EXERCISE MATERIAL

******************************

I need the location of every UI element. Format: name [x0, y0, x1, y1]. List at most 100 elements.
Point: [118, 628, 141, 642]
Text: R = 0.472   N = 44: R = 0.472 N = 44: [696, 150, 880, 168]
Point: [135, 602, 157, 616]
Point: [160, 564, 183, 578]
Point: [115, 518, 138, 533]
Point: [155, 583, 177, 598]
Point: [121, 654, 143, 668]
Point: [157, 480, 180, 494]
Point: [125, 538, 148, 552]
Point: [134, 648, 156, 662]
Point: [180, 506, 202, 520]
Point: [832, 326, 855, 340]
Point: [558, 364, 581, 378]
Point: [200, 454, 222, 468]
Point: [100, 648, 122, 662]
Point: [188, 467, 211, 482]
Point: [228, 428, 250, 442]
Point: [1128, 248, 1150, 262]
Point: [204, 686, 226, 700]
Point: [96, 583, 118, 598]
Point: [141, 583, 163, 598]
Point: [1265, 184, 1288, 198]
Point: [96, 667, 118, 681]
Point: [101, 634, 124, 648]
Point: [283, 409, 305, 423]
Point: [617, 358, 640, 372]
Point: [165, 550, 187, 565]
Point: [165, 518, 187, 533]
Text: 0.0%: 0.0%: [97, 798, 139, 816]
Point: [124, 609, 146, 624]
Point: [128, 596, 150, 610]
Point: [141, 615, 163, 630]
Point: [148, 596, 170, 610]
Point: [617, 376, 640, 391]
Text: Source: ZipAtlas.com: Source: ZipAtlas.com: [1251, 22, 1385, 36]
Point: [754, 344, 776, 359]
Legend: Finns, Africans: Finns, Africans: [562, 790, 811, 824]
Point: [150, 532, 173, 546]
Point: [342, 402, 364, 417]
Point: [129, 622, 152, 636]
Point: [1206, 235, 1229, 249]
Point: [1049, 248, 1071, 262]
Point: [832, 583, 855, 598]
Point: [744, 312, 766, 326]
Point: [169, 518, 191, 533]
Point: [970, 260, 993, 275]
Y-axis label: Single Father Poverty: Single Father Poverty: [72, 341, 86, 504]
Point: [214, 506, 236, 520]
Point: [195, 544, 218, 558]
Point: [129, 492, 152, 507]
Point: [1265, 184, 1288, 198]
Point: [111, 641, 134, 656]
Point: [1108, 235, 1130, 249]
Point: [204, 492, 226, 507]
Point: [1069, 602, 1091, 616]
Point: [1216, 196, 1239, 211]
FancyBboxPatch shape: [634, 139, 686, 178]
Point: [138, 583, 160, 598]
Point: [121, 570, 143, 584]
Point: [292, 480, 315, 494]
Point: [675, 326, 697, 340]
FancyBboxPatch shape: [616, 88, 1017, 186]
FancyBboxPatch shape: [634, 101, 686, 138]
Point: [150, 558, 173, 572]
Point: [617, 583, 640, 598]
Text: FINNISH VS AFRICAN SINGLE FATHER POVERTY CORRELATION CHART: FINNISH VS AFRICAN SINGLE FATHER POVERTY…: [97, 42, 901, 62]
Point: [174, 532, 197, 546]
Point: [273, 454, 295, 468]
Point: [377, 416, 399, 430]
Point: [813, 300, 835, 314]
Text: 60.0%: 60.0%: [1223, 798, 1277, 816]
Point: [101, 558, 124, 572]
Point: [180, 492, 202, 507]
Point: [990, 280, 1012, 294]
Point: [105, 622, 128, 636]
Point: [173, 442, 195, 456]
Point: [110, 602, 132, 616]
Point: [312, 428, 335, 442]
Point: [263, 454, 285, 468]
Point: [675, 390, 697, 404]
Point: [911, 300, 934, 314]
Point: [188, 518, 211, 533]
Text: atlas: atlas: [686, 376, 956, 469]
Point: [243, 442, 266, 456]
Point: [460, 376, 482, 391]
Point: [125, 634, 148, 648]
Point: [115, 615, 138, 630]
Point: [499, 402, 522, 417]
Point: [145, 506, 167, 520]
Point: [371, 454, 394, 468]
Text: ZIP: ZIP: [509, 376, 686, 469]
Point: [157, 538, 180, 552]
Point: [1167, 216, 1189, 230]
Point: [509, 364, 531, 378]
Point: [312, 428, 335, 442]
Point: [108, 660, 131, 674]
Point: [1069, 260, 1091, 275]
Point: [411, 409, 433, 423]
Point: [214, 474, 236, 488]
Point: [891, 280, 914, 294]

******************************

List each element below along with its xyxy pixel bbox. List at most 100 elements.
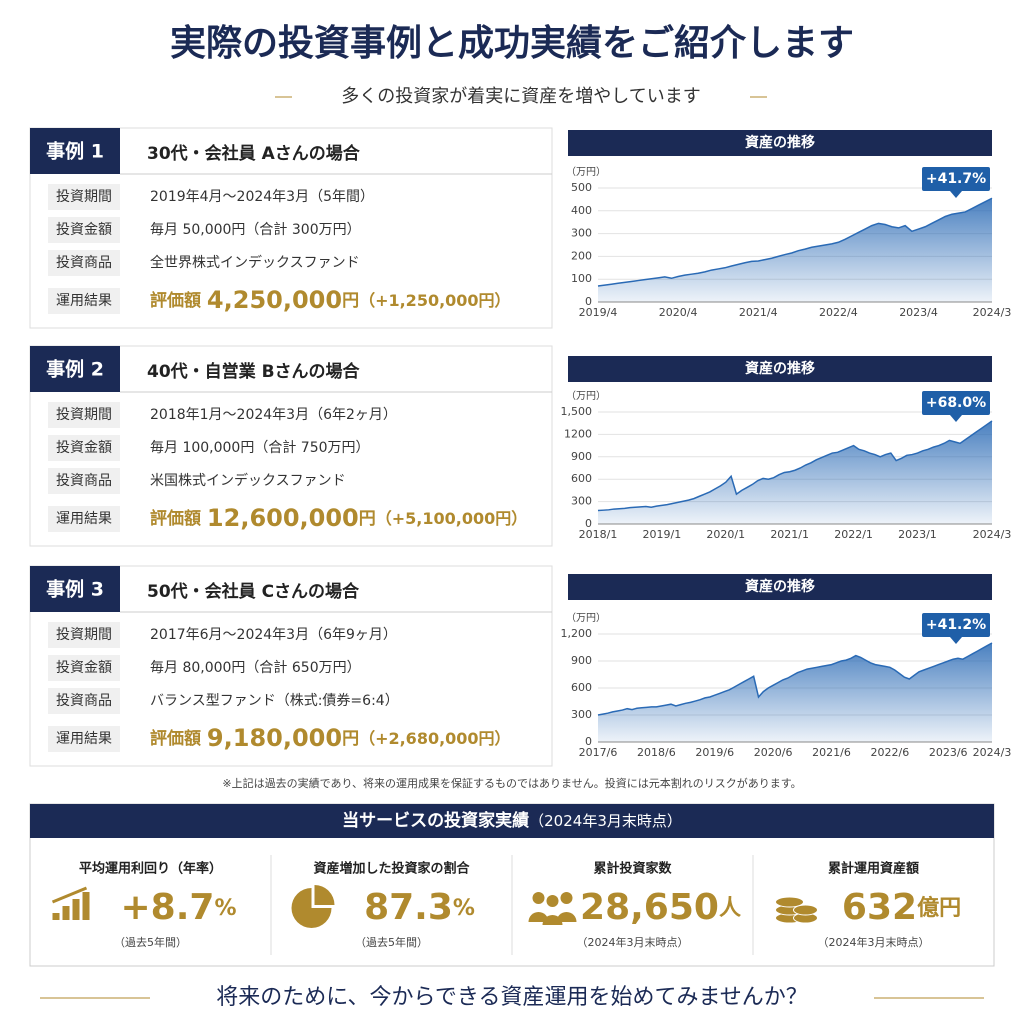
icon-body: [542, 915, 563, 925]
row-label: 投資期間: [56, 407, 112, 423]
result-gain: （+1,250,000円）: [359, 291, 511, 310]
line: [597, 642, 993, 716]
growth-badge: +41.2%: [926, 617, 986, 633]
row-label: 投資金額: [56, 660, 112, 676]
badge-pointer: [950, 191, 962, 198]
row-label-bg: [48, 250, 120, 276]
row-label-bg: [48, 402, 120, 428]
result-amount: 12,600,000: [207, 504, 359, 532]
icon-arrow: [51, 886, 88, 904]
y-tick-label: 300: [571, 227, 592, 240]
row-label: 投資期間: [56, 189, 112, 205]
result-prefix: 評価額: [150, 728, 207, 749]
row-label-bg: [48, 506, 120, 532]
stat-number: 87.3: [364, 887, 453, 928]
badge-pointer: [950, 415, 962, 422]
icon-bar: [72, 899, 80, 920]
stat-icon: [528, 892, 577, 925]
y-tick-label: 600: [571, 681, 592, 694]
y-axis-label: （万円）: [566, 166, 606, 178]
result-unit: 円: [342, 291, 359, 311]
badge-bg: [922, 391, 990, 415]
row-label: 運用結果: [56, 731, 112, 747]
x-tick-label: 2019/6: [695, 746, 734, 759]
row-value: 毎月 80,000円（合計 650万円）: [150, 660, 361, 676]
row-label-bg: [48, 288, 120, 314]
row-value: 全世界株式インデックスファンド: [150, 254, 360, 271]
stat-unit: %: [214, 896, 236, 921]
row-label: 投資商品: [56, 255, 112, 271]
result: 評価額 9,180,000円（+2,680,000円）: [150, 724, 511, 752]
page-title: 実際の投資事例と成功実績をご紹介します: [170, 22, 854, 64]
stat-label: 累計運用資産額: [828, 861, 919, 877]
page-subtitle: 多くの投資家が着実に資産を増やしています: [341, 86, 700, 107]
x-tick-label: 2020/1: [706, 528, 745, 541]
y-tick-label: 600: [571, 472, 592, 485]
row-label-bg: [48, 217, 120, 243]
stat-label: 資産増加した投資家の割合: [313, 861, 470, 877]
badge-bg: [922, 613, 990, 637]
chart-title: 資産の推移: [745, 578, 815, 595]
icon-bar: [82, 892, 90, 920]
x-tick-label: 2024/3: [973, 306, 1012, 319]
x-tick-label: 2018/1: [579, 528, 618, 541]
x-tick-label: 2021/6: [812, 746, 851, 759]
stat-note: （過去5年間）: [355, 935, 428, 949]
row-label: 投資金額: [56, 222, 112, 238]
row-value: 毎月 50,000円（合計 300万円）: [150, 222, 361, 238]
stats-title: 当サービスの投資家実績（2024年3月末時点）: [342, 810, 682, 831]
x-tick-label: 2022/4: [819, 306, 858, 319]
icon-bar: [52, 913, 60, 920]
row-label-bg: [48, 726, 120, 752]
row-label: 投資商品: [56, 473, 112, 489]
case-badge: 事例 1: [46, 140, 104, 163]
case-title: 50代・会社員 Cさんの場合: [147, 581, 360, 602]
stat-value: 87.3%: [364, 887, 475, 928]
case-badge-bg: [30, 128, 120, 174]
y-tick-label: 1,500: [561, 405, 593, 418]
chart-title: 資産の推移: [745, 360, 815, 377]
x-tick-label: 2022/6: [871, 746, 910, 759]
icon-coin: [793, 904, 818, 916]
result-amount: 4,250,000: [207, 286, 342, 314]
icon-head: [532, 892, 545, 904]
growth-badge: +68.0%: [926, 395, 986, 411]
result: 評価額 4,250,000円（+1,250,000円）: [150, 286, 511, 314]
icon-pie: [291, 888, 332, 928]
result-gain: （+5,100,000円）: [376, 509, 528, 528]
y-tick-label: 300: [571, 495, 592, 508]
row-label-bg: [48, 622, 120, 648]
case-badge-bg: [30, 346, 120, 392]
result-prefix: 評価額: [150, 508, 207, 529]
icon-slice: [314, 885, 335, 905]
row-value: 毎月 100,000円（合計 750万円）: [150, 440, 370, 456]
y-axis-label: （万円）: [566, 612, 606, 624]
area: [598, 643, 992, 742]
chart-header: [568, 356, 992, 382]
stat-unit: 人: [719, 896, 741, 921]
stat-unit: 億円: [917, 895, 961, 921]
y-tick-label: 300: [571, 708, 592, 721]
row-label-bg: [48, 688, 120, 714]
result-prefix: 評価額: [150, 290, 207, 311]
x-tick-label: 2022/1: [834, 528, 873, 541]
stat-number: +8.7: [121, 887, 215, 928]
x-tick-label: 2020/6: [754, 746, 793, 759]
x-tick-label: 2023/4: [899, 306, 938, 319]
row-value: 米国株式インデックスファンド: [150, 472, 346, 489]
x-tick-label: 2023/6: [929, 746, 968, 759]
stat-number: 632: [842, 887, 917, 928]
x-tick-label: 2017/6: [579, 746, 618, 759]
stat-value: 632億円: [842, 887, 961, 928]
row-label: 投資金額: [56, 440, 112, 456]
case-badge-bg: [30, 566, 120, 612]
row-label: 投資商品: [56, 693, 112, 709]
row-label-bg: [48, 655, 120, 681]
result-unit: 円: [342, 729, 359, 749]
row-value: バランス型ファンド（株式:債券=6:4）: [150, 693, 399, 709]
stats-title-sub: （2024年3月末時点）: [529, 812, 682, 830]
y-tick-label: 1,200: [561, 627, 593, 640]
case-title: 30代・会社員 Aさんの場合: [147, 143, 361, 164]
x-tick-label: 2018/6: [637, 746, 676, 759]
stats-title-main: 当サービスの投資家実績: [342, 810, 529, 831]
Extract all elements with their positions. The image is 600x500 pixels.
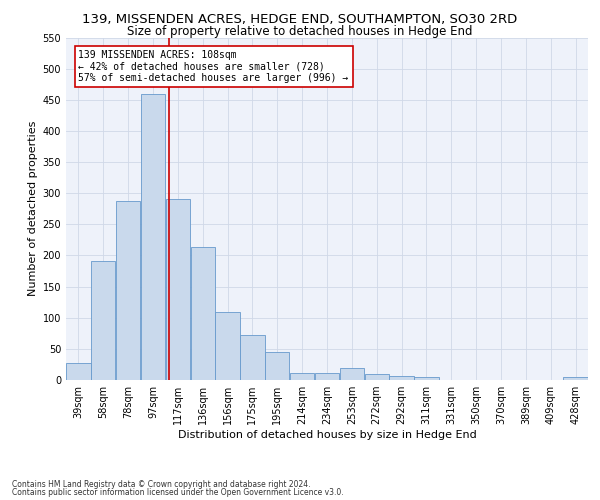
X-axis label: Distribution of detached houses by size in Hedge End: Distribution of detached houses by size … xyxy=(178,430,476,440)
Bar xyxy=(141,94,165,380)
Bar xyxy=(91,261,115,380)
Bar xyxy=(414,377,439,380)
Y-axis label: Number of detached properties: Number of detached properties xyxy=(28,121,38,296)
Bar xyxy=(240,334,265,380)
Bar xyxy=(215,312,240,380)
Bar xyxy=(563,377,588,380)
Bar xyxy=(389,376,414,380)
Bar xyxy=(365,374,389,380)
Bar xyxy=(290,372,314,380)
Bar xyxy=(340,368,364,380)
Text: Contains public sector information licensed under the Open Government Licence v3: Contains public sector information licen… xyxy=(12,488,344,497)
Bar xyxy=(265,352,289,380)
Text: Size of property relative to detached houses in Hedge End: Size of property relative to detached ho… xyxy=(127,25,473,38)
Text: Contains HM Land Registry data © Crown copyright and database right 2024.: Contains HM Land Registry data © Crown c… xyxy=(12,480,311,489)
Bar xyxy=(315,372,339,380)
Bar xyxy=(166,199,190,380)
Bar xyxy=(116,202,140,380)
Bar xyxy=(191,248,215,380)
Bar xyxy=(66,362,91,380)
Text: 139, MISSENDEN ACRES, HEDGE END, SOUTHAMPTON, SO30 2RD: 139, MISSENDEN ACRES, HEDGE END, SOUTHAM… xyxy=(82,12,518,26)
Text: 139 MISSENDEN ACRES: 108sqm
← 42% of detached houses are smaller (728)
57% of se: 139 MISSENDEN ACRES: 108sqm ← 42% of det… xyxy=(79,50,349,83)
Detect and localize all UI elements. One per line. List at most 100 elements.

******************************

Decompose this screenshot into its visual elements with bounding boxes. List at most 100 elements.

******************************

EXERCISE BRIEF
Output everything in the data from the line containing "Extract all elements" down to the line containing "Detect and localize", both included, as a Markdown table with the columns Row and Line. Number each row, omit blank lines, and leave the pictures out.

EXERCISE SOLUTION
| Row | Line |
|---|---|
| 1 | Extract all elements with their positions. The image is 600x500 pixels. |
| 2 | X-axis label: Distribution of detached houses by size in Hedge End: Distribution of detached houses by size … xyxy=(178,430,476,440) |
| 3 | Bar xyxy=(141,94,165,380) |
| 4 | Bar xyxy=(91,261,115,380) |
| 5 | Bar xyxy=(414,377,439,380) |
| 6 | Y-axis label: Number of detached properties: Number of detached properties xyxy=(28,121,38,296) |
| 7 | Bar xyxy=(240,334,265,380) |
| 8 | Bar xyxy=(215,312,240,380) |
| 9 | Bar xyxy=(563,377,588,380) |
| 10 | Bar xyxy=(389,376,414,380) |
| 11 | Bar xyxy=(365,374,389,380) |
| 12 | Bar xyxy=(290,372,314,380) |
| 13 | Bar xyxy=(340,368,364,380) |
| 14 | Text: Contains public sector information licensed under the Open Government Licence v3: Contains public sector information licen… xyxy=(12,488,344,497) |
| 15 | Bar xyxy=(265,352,289,380) |
| 16 | Text: Size of property relative to detached houses in Hedge End: Size of property relative to detached ho… xyxy=(127,25,473,38) |
| 17 | Text: Contains HM Land Registry data © Crown copyright and database right 2024.: Contains HM Land Registry data © Crown c… xyxy=(12,480,311,489) |
| 18 | Bar xyxy=(315,372,339,380) |
| 19 | Bar xyxy=(166,199,190,380) |
| 20 | Bar xyxy=(116,202,140,380) |
| 21 | Bar xyxy=(191,248,215,380) |
| 22 | Bar xyxy=(66,362,91,380) |
| 23 | Text: 139, MISSENDEN ACRES, HEDGE END, SOUTHAMPTON, SO30 2RD: 139, MISSENDEN ACRES, HEDGE END, SOUTHAM… xyxy=(82,12,518,26) |
| 24 | Text: 139 MISSENDEN ACRES: 108sqm |
| 25 | ← 42% of detached houses are smaller (728) |
| 26 | 57% of se: 139 MISSENDEN ACRES: 108sqm ← 42% of det… xyxy=(79,50,349,83) |
| 27 | Detect and localize all UI elements. One per line. List at most 100 elements. |